* **Work task A**
In the excerpt on self-employment taxes, change "critic" to "detractor" and give the passage again, beginning at the words "Another reader writes" and stopping after "or simply self-employed.".
* **Work task B**
Answer these questions from the excerpt on self-employment taxes:
(i) What self-employment tax rate is applied to the 46K?
(ii) Who contributes half of payroll employees' employment taxes?
(iii) Over how many years is a home's purchase price paid 3½ times?
::: Text :::
Another reader writes in to rise to the reader’s defense: “Just for kicks and giggles, let’s question if this fellow’s critic is paid on a 1099 or simply self-employed.
“Then on that 46K, you are paying 15.3% self-employment taxes, plus the income tax. So with just table-napkin math, yes, for those of us ‘lucky’ enough to be self-employed, about a quarter of our AGI goes to the feds right out of the gate.
“Most payroll employees forget that the employer contributes half of their employment taxes, which of course comes out of the earnings they would make otherwise. (We will skip commentary on the tastelessness of ‘employment’ taxes… where you are taxed for having a job.) But most people don’t consider those things because, hey, they got money back! Never mind that it is their money… that they loaned the government all year long… at zero interest.
“And because they never saw the employment taxes to begin with, conveniently ‘withheld’ from their paycheck every week, they look only at AGI versus income taxes paid and think, Gee, what a deal!’
“But we still think paying 3½ times the purchase price of a home over 30 years is a good deal in this country as well.”
::: Raw data :::
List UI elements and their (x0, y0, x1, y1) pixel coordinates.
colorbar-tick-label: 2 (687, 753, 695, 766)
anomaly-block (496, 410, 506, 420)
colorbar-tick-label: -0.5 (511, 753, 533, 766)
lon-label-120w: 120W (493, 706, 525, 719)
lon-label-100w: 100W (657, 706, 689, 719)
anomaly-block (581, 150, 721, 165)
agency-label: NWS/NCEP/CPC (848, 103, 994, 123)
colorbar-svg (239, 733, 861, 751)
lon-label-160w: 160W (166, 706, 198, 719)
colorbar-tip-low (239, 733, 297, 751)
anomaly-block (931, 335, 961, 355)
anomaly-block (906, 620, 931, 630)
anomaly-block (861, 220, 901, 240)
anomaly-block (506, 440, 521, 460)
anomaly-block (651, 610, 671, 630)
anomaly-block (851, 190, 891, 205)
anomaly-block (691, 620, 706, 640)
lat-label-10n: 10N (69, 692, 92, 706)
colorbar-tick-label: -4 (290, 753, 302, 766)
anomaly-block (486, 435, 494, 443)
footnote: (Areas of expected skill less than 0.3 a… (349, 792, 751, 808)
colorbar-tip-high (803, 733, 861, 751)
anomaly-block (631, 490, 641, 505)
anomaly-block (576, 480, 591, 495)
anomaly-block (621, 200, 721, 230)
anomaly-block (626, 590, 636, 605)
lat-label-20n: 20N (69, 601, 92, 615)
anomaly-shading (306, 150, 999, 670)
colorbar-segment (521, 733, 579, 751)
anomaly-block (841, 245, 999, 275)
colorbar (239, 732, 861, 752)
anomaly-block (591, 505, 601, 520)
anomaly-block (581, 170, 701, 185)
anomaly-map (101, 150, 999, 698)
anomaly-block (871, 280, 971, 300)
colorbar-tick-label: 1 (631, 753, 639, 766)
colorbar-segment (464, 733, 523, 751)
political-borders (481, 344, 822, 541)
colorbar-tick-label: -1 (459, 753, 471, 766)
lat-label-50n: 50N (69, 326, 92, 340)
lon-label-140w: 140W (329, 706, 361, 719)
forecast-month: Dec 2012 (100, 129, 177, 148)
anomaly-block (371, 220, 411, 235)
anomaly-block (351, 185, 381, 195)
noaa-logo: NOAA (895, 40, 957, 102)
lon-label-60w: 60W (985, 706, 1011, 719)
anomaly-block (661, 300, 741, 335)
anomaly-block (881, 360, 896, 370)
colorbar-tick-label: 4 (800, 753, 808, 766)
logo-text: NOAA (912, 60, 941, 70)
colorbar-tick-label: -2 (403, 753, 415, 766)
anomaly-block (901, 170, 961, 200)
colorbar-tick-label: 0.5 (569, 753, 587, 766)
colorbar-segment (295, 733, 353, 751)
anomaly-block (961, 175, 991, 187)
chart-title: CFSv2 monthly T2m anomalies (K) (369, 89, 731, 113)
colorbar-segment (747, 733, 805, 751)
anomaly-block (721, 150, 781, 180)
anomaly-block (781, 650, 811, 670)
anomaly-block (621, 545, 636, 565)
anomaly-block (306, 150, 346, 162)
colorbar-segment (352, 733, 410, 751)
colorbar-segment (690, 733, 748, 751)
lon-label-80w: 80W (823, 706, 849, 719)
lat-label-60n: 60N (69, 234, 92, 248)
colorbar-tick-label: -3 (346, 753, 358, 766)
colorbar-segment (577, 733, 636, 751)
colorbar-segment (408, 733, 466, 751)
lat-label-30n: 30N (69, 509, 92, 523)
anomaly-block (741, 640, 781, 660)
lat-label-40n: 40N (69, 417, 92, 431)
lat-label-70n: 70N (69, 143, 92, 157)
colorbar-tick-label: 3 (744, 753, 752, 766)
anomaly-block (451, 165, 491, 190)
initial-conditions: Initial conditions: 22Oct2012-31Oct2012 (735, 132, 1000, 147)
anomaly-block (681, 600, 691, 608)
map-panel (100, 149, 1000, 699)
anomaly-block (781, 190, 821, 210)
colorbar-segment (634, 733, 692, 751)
:::
* **Expected answer A**
Another reader writes in to rise to the reader’s defense: “Just for kicks and giggles, let’s question if this fellow’s detractor is paid on a 1099 or simply self-employed.

* **Expected answer B**
(i) 15.3%
(ii) The employer
(iii) 30 years